§ EXTRACTED TEXT:
────────────────────────────────────────

Sunday, November 26, 2006

Bijapur talk contd.






Okay here's the detailed dope on the Bijapur talk.
I uploaded a whole lot of photos into a Yahoo album , which comes across nicely as a slideshow. I haven't been able to upload the videos due to a technical problem.

The college is called Dr. PG Halakatti College of Engineering and is run by the BLDE Trust which runs a whole lot of educational institutions in Bijapur. There are a small group of young enthusiastic lecturers there who do a lot of extra stuff and they basically set up my talk. These guys really impressed me. They are quite happy to be in Bijapur instead of migrating to Bangalore. At the same time they are energetic and enthusiastic and want to do something good for the local students. They have been running a placement service for the students in the college and in that connection they called me. They put me up in a nice hotel there (I didn't expect such a nice place). On the first day I met the principal and then sat with them and discussed the talk and logistics. The talk was restricted to CS, IT and EC students but still that would have been abot 150-200 students so we decided to do the course over 2 days, repeating the same thing for a fresh bunch of students on the second day. There was a common session on the first day for all the students to get things started.
The talk was about various things related to getting a job: background about software companies, the written test, group discussion, interview, resume, on-campus and off-campus recruiting. I had spent some time on various websites so I got to know a little about about some of the details of the interviewing process. One thing I was happy about was how effectively these students are using the web to help them prepare for jobs -- pretty much all the question papers of all the companies can be found online. Its a great way to share information so that everybody benefits and improves and the overall level goes higher.

────────────────────────────────────────

§ PROVIDED INFORMATION:

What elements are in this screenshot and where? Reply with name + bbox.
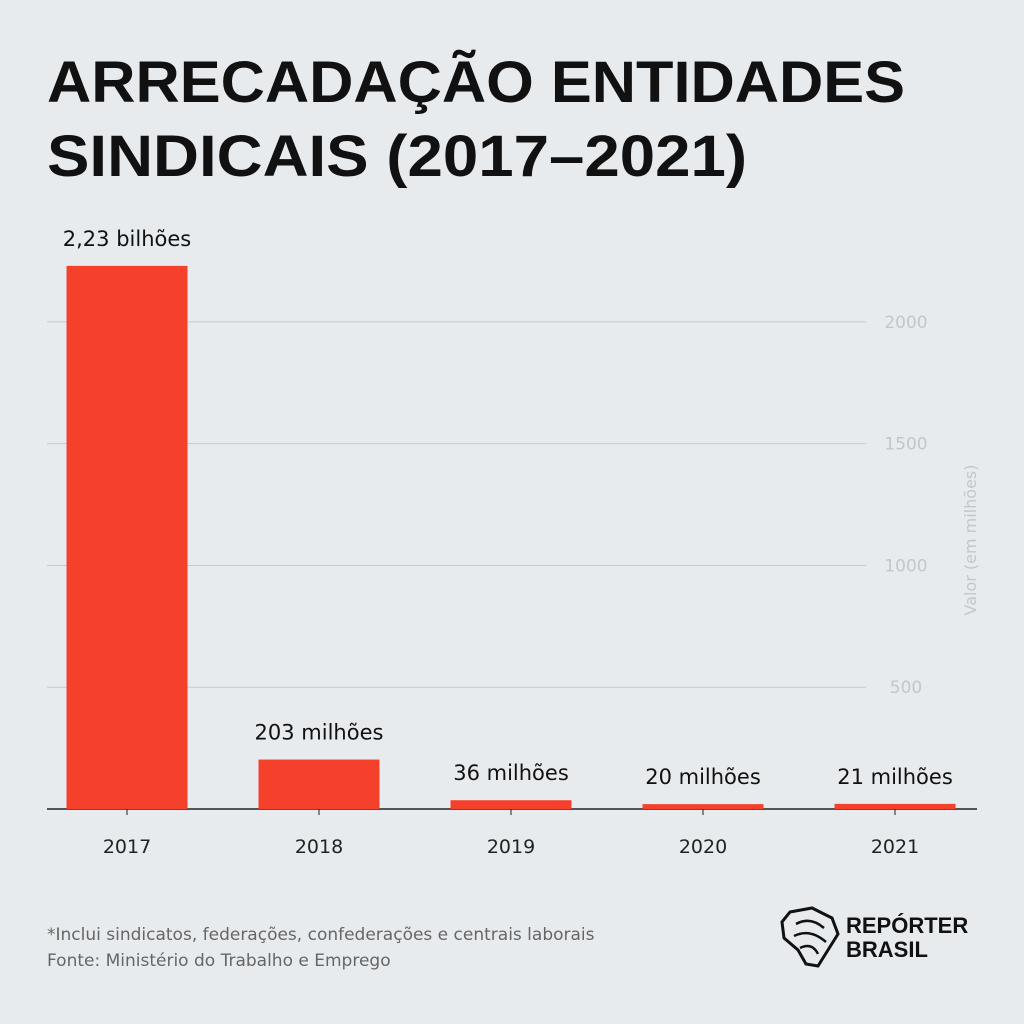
logo: REPÓRTER BRASIL bbox=[780, 906, 968, 968]
logo-icon bbox=[793, 919, 827, 955]
x-tick-label: 2017 bbox=[103, 836, 151, 858]
value-label: 20 milhões bbox=[645, 765, 761, 789]
y-axis-label: Valor (em milhões) bbox=[961, 465, 980, 616]
chart-title: SINDICAIS (2017–2021) bbox=[47, 124, 747, 189]
bar bbox=[66, 265, 188, 810]
source: Fonte: Ministério do Trabalho e Emprego bbox=[47, 951, 391, 971]
bar bbox=[258, 759, 380, 809]
x-tick-label: 2019 bbox=[487, 836, 535, 858]
chart-title: ARRECADAÇÃO ENTIDADES bbox=[47, 50, 905, 115]
value-label: 2,23 bilhões bbox=[63, 227, 191, 251]
bar bbox=[642, 804, 764, 809]
value-label: 203 milhões bbox=[255, 721, 384, 745]
y-tick-label: 500 bbox=[890, 678, 922, 698]
value-label: 36 milhões bbox=[453, 761, 569, 785]
logo-text: REPÓRTER bbox=[846, 913, 968, 938]
x-tick-label: 2020 bbox=[679, 836, 727, 858]
x-tick-label: 2021 bbox=[871, 836, 919, 858]
value-label: 21 milhões bbox=[837, 765, 953, 789]
y-tick-label: 1500 bbox=[884, 435, 927, 455]
y-tick-label: 2000 bbox=[884, 313, 927, 333]
bar bbox=[450, 800, 572, 809]
logo-icon bbox=[780, 906, 840, 968]
logo-text: BRASIL bbox=[846, 937, 928, 962]
bar bbox=[834, 803, 956, 809]
footnote: *Inclui sindicatos, federações, confeder… bbox=[47, 925, 595, 945]
y-tick-label: 1000 bbox=[884, 556, 927, 576]
x-tick-label: 2018 bbox=[295, 836, 343, 858]
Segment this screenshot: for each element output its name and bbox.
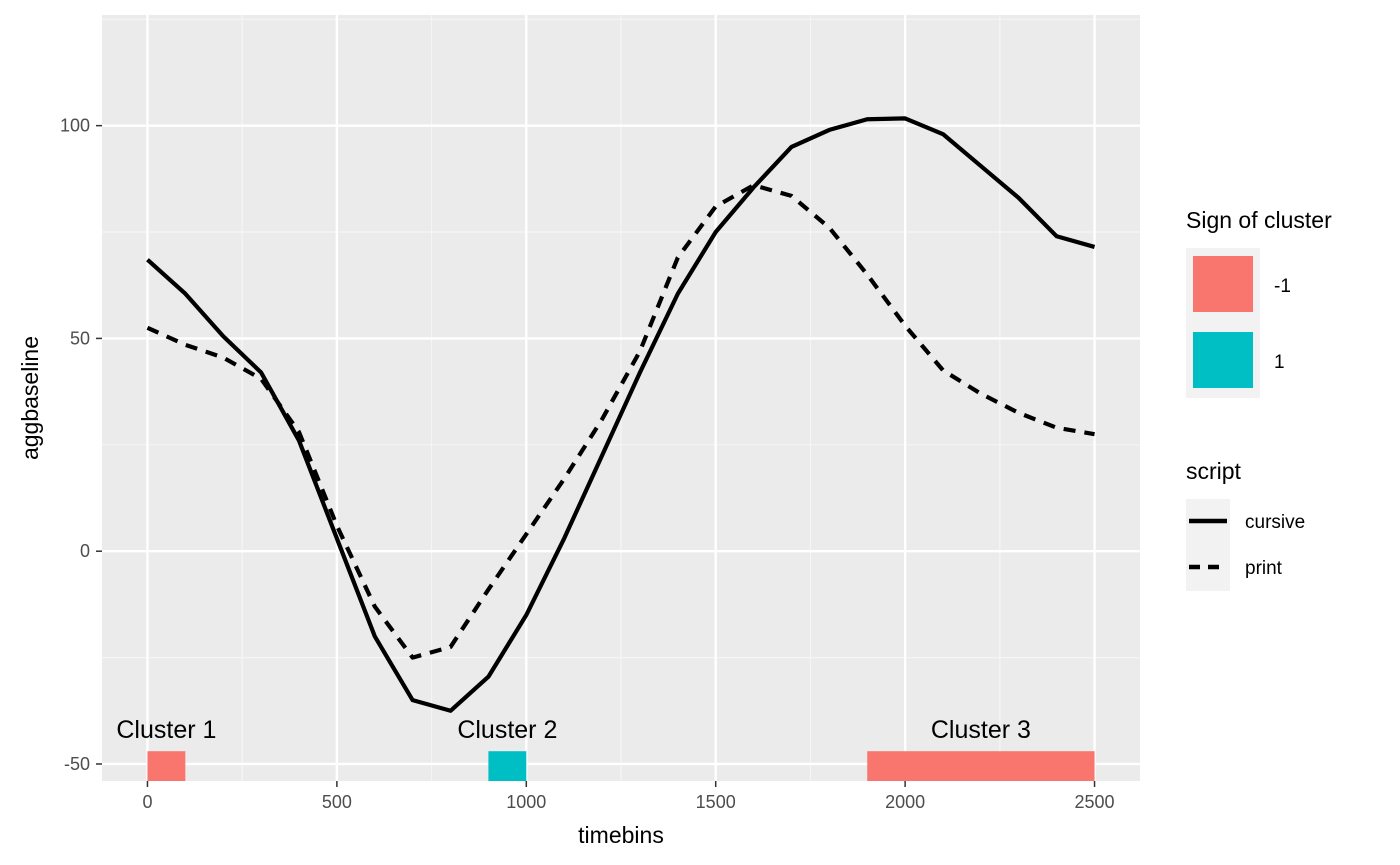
y-axis-title: aggbaseline [17,336,43,460]
x-axis: 0 500 1000 1500 2000 2500 [142,781,1115,812]
cluster-bars [147,751,1095,781]
major-gridlines [102,15,1140,781]
x-tick-label: 0 [142,792,152,812]
legend-fill-key-pos [1193,332,1253,388]
cluster-labels: Cluster 1 Cluster 2 Cluster 3 [116,716,1031,744]
x-tick-label: 1000 [506,792,546,812]
x-tick-label: 500 [322,792,352,812]
series-line-print [146,183,1095,660]
legend-sign-of-cluster: Sign of cluster -1 1 [1186,207,1332,398]
y-tick-label: 100 [60,116,90,136]
minor-gridlines [102,15,1140,781]
legend-script: script cursive print [1186,458,1305,591]
cluster-bar [147,751,186,781]
legend-linetype-key-bg [1186,499,1230,591]
y-tick-label: -50 [64,754,90,774]
legend-fill-title: Sign of cluster [1186,207,1332,233]
series-lines [146,116,1096,713]
x-tick-label: 2500 [1075,792,1115,812]
legend-fill-key-neg [1193,256,1253,312]
y-tick-label: 0 [80,541,90,561]
cluster-bar [867,751,1095,781]
legend-fill-label-pos: 1 [1274,352,1285,373]
x-axis-title: timebins [578,822,664,848]
legend-linetype-title: script [1186,458,1242,484]
legend-linetype-label-cursive: cursive [1245,512,1305,533]
legend-fill-label-neg: -1 [1274,276,1291,297]
x-tick-label: 1500 [696,792,736,812]
legend-linetype-label-print: print [1245,558,1283,579]
series-line-cursive [146,116,1096,713]
y-tick-label: 50 [70,328,90,348]
y-axis: -50 0 50 100 [60,116,102,774]
cluster-label: Cluster 1 [116,716,216,744]
cluster-label: Cluster 2 [457,716,557,744]
cluster-bar [488,751,527,781]
cluster-label: Cluster 3 [931,716,1031,744]
x-tick-label: 2000 [885,792,925,812]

────────────────────────────────────────

In the post about the Bijapur talk, which trust runs the college?

The BLDE Trust